**Work required:** Return all the data below as it stands, minus the pictures.

**Input material:**
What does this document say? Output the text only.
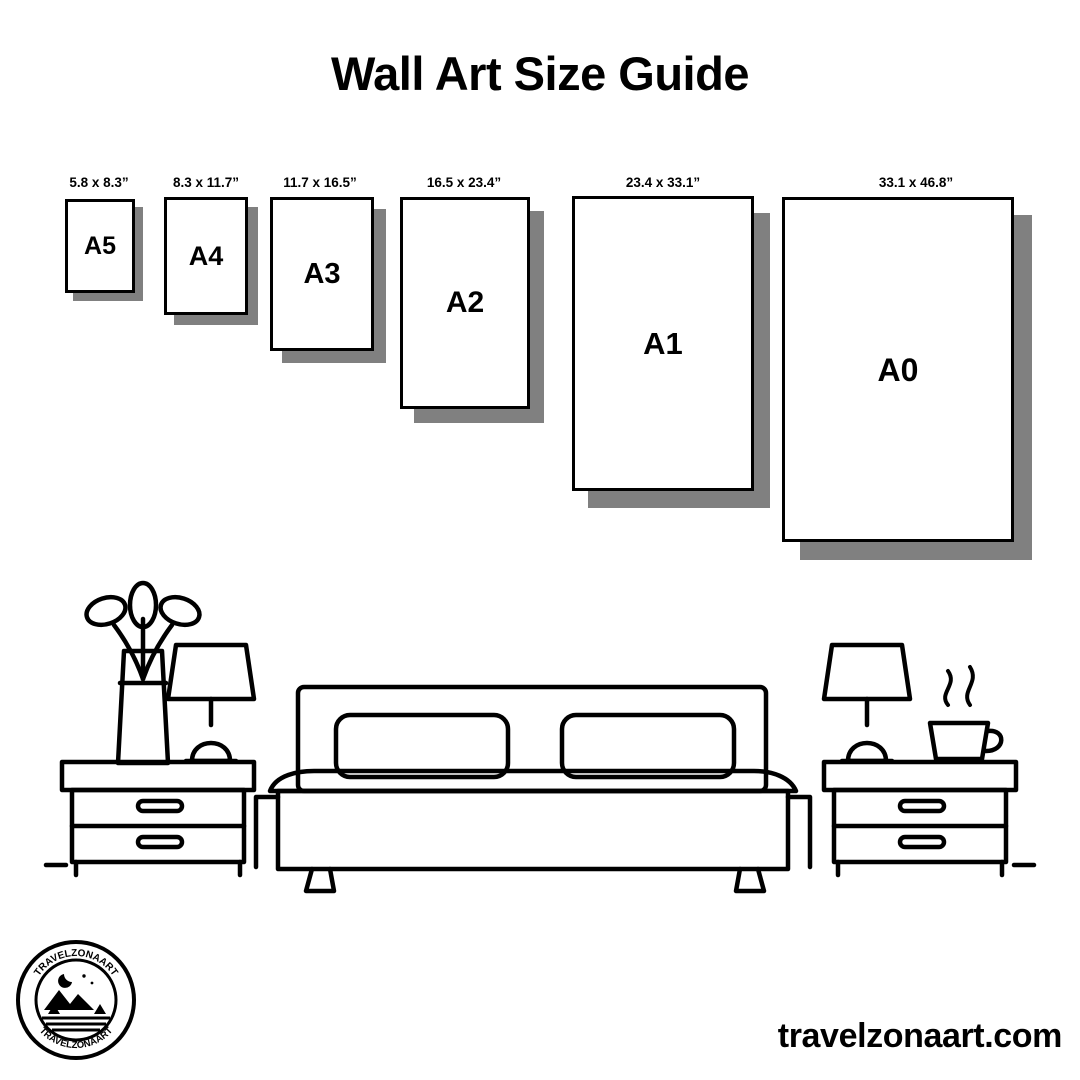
Wall Art Size Guide
5.8 x 8.3”
A5
8.3 x 11.7”
A4
11.7 x 16.5”
A3
16.5 x 23.4”
A2
23.4 x 33.1”
A1
33.1 x 46.8”
A0
TRAVELZONAART
TRAVELZONAART	travelzonaart.com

**Worked solution:**
What does this document say? Output the text only.
Wall Art Size Guide
5.8 x 8.3”
A5
8.3 x 11.7”
A4
11.7 x 16.5”
A3
16.5 x 23.4”
A2
23.4 x 33.1”
A1
33.1 x 46.8”
A0
TRAVELZONAART
TRAVELZONAART	travelzonaart.com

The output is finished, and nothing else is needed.